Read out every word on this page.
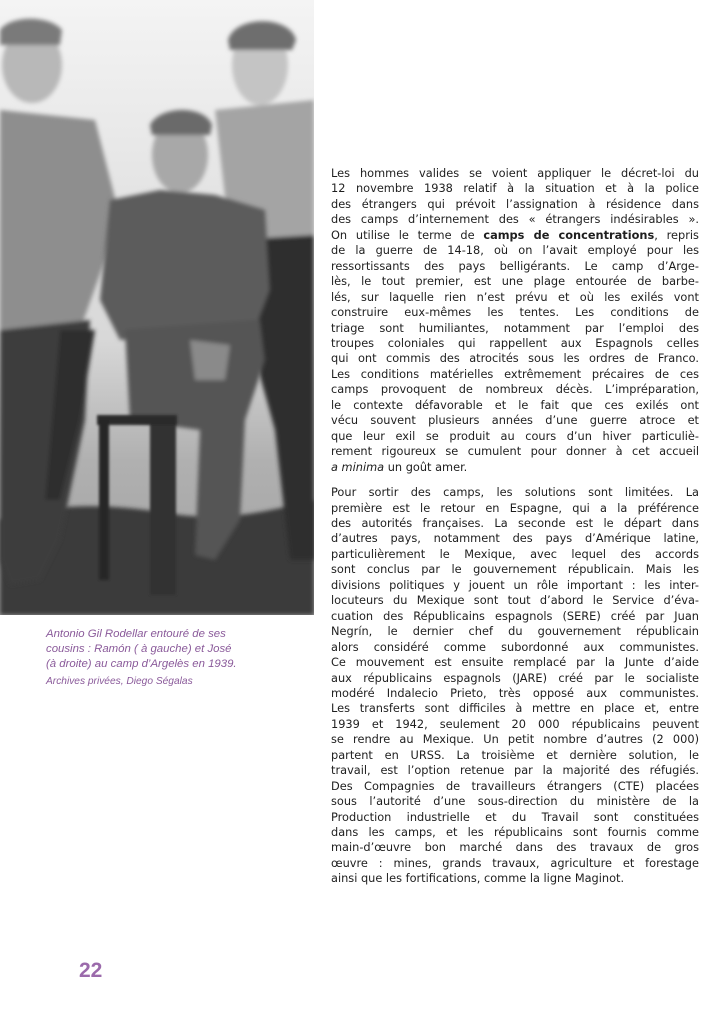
Antonio Gil Rodellar entouré de ses
cousins : Ramón ( à gauche) et José
(à droite) au camp d’Argelès en 1939.
Archives privées, Diego Ségalas
Les hommes valides se voient appliquer le décret-loi du
12 novembre 1938 relatif à la situation et à la police
des étrangers qui prévoit l’assignation à résidence dans
des camps d’internement des « étrangers indésirables ».
On utilise le terme de camps de concentrations, repris
de la guerre de 14-18, où on l’avait employé pour les
ressortissants des pays belligérants. Le camp d’Arge-
lès, le tout premier, est une plage entourée de barbe-
lés, sur laquelle rien n’est prévu et où les exilés vont
construire eux-mêmes les tentes. Les conditions de
triage sont humiliantes, notamment par l’emploi des
troupes coloniales qui rappellent aux Espagnols celles
qui ont commis des atrocités sous les ordres de Franco.
Les conditions matérielles extrêmement précaires de ces
camps provoquent de nombreux décès. L’impréparation,
le contexte défavorable et le fait que ces exilés ont
vécu souvent plusieurs années d’une guerre atroce et
que leur exil se produit au cours d’un hiver particuliè-
rement rigoureux se cumulent pour donner à cet accueil
a minima un goût amer.
Pour sortir des camps, les solutions sont limitées. La
première est le retour en Espagne, qui a la préférence
des autorités françaises. La seconde est le départ dans
d’autres pays, notamment des pays d’Amérique latine,
particulièrement le Mexique, avec lequel des accords
sont conclus par le gouvernement républicain. Mais les
divisions politiques y jouent un rôle important : les inter-
locuteurs du Mexique sont tout d’abord le Service d’éva-
cuation des Républicains espagnols (SERE) créé par Juan
Negrín, le dernier chef du gouvernement républicain
alors considéré comme subordonné aux communistes.
Ce mouvement est ensuite remplacé par la Junte d’aide
aux républicains espagnols (JARE) créé par le socialiste
modéré Indalecio Prieto, très opposé aux communistes.
Les transferts sont difficiles à mettre en place et, entre
1939 et 1942, seulement 20 000 républicains peuvent
se rendre au Mexique. Un petit nombre d’autres (2 000)
partent en URSS. La troisième et dernière solution, le
travail, est l’option retenue par la majorité des réfugiés.
Des Compagnies de travailleurs étrangers (CTE) placées
sous l’autorité d’une sous-direction du ministère de la
Production industrielle et du Travail sont constituées
dans les camps, et les républicains sont fournis comme
main-d’œuvre bon marché dans des travaux de gros
œuvre : mines, grands travaux, agriculture et forestage
ainsi que les fortifications, comme la ligne Maginot.
22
┄┄┄┄┄┄┄┄┄┄
# [What you should do]
Make an exact copy of every entry above, minus the images.

# [Answer to the exercise]
Read out every word on this page.
Antonio Gil Rodellar entouré de ses
cousins : Ramón ( à gauche) et José
(à droite) au camp d’Argelès en 1939.
Archives privées, Diego Ségalas
Les hommes valides se voient appliquer le décret-loi du
12 novembre 1938 relatif à la situation et à la police
des étrangers qui prévoit l’assignation à résidence dans
des camps d’internement des « étrangers indésirables ».
On utilise le terme de camps de concentrations, repris
de la guerre de 14-18, où on l’avait employé pour les
ressortissants des pays belligérants. Le camp d’Arge-
lès, le tout premier, est une plage entourée de barbe-
lés, sur laquelle rien n’est prévu et où les exilés vont
construire eux-mêmes les tentes. Les conditions de
triage sont humiliantes, notamment par l’emploi des
troupes coloniales qui rappellent aux Espagnols celles
qui ont commis des atrocités sous les ordres de Franco.
Les conditions matérielles extrêmement précaires de ces
camps provoquent de nombreux décès. L’impréparation,
le contexte défavorable et le fait que ces exilés ont
vécu souvent plusieurs années d’une guerre atroce et
que leur exil se produit au cours d’un hiver particuliè-
rement rigoureux se cumulent pour donner à cet accueil
a minima un goût amer.
Pour sortir des camps, les solutions sont limitées. La
première est le retour en Espagne, qui a la préférence
des autorités françaises. La seconde est le départ dans
d’autres pays, notamment des pays d’Amérique latine,
particulièrement le Mexique, avec lequel des accords
sont conclus par le gouvernement républicain. Mais les
divisions politiques y jouent un rôle important : les inter-
locuteurs du Mexique sont tout d’abord le Service d’éva-
cuation des Républicains espagnols (SERE) créé par Juan
Negrín, le dernier chef du gouvernement républicain
alors considéré comme subordonné aux communistes.
Ce mouvement est ensuite remplacé par la Junte d’aide
aux républicains espagnols (JARE) créé par le socialiste
modéré Indalecio Prieto, très opposé aux communistes.
Les transferts sont difficiles à mettre en place et, entre
1939 et 1942, seulement 20 000 républicains peuvent
se rendre au Mexique. Un petit nombre d’autres (2 000)
partent en URSS. La troisième et dernière solution, le
travail, est l’option retenue par la majorité des réfugiés.
Des Compagnies de travailleurs étrangers (CTE) placées
sous l’autorité d’une sous-direction du ministère de la
Production industrielle et du Travail sont constituées
dans les camps, et les républicains sont fournis comme
main-d’œuvre bon marché dans des travaux de gros
œuvre : mines, grands travaux, agriculture et forestage
ainsi que les fortifications, comme la ligne Maginot.
22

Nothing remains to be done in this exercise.